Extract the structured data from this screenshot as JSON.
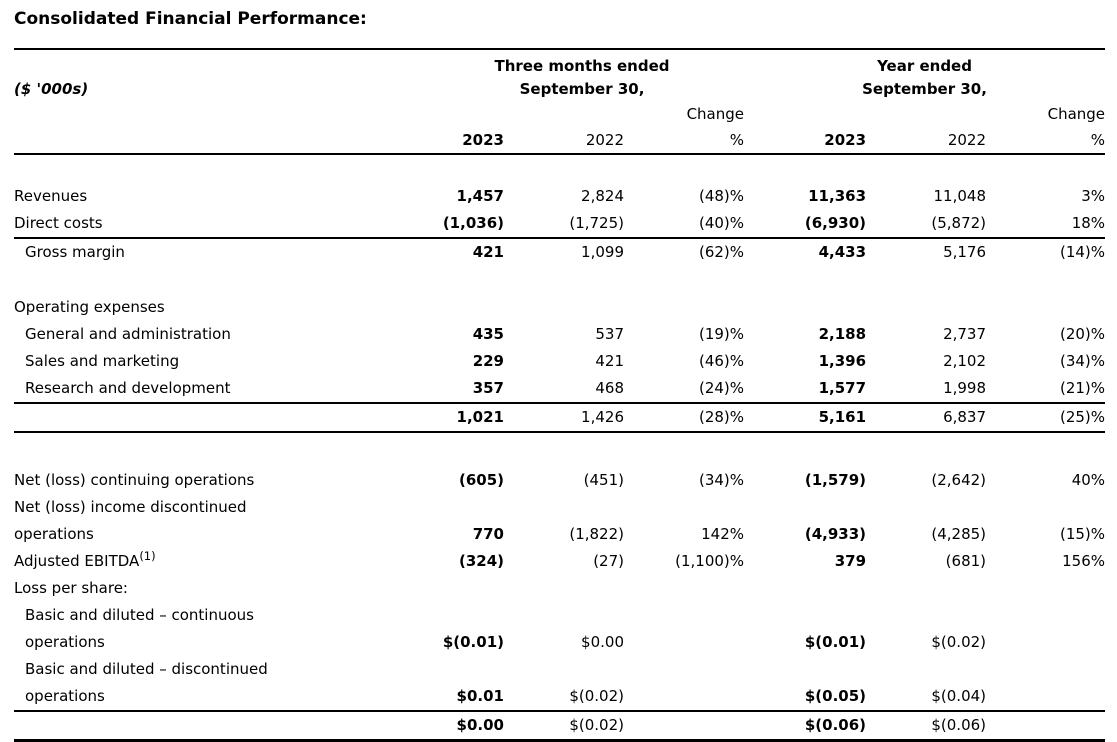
{
  "title": "Consolidated Financial Performance:",
  "table": {
    "units_label": "($ '000s)",
    "groups": [
      {
        "line1": "Three months ended",
        "line2": "September 30,"
      },
      {
        "line1": "Year ended",
        "line2": "September 30,"
      }
    ],
    "change_label": "Change",
    "col_headers": [
      "2023",
      "2022",
      "%",
      "2023",
      "2022",
      "%"
    ],
    "rows": [
      {
        "name": "row-revenues",
        "label": "Revenues",
        "space": "sp",
        "values": [
          "1,457",
          "2,824",
          "(48)%",
          "11,363",
          "11,048",
          "3%"
        ]
      },
      {
        "name": "row-direct-costs",
        "label": "Direct costs",
        "rule": "rule-below",
        "values": [
          "(1,036)",
          "(1,725)",
          "(40)%",
          "(6,930)",
          "(5,872)",
          "18%"
        ]
      },
      {
        "name": "row-gross-margin",
        "label": "Gross margin",
        "indent": true,
        "values": [
          "421",
          "1,099",
          "(62)%",
          "4,433",
          "5,176",
          "(14)%"
        ]
      },
      {
        "name": "row-operating-expenses",
        "label": "Operating expenses",
        "space": "sp",
        "values": [
          "",
          "",
          "",
          "",
          "",
          ""
        ]
      },
      {
        "name": "row-general-admin",
        "label": "General and administration",
        "indent": true,
        "values": [
          "435",
          "537",
          "(19)%",
          "2,188",
          "2,737",
          "(20)%"
        ]
      },
      {
        "name": "row-sales-marketing",
        "label": "Sales and marketing",
        "indent": true,
        "values": [
          "229",
          "421",
          "(46)%",
          "1,396",
          "2,102",
          "(34)%"
        ]
      },
      {
        "name": "row-research-development",
        "label": "Research and development",
        "indent": true,
        "rule": "rule-below",
        "values": [
          "357",
          "468",
          "(24)%",
          "1,577",
          "1,998",
          "(21)%"
        ]
      },
      {
        "name": "row-operating-expenses-total",
        "label": "",
        "rule": "rule-below",
        "values": [
          "1,021",
          "1,426",
          "(28)%",
          "5,161",
          "6,837",
          "(25)%"
        ]
      },
      {
        "name": "row-net-loss-continuing",
        "label": "Net (loss) continuing operations",
        "space": "sp2",
        "values": [
          "(605)",
          "(451)",
          "(34)%",
          "(1,579)",
          "(2,642)",
          "40%"
        ]
      },
      {
        "name": "row-net-loss-discontinued",
        "label": "Net (loss) income discontinued",
        "label2": "operations",
        "values": [
          "770",
          "(1,822)",
          "142%",
          "(4,933)",
          "(4,285)",
          "(15)%"
        ]
      },
      {
        "name": "row-adjusted-ebitda",
        "label": "Adjusted EBITDA",
        "sup": "(1)",
        "values": [
          "(324)",
          "(27)",
          "(1,100)%",
          "379",
          "(681)",
          "156%"
        ]
      },
      {
        "name": "row-loss-per-share",
        "label": "Loss per share:",
        "values": [
          "",
          "",
          "",
          "",
          "",
          ""
        ]
      },
      {
        "name": "row-lps-continuous",
        "label": "Basic and diluted – continuous",
        "label2": "operations",
        "indent": true,
        "values": [
          "$(0.01)",
          "$0.00",
          "",
          "$(0.01)",
          "$(0.02)",
          ""
        ]
      },
      {
        "name": "row-lps-discontinued",
        "label": "Basic and diluted – discontinued",
        "label2": "operations",
        "indent": true,
        "rule": "rule-below",
        "values": [
          "$0.01",
          "$(0.02)",
          "",
          "$(0.05)",
          "$(0.04)",
          ""
        ]
      },
      {
        "name": "row-lps-total",
        "label": "",
        "rule": "rule-below-thick",
        "values": [
          "$0.00",
          "$(0.02)",
          "",
          "$(0.06)",
          "$(0.06)",
          ""
        ]
      }
    ]
  }
}
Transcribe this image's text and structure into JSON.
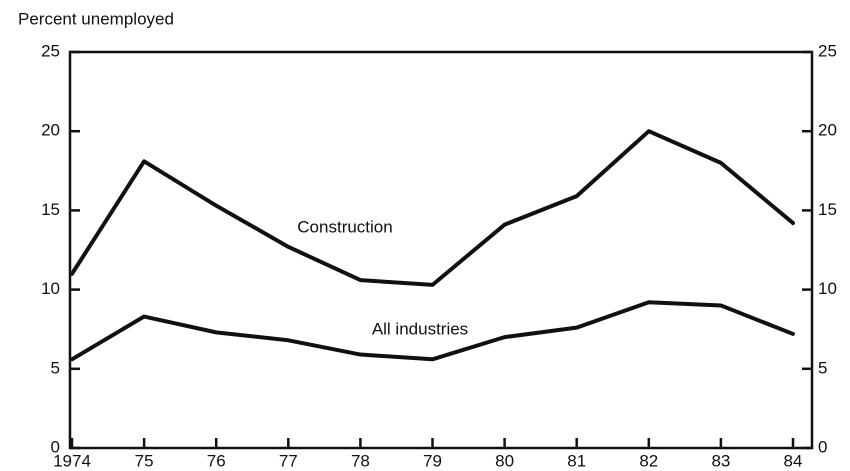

● TASK TO COMPLETE:
Where a line in the entries holds the word "continuous", copy that line.

● RESPONSE BELOW:
        "name": "row-lps-continuous",
        "label": "Basic and diluted – continuous",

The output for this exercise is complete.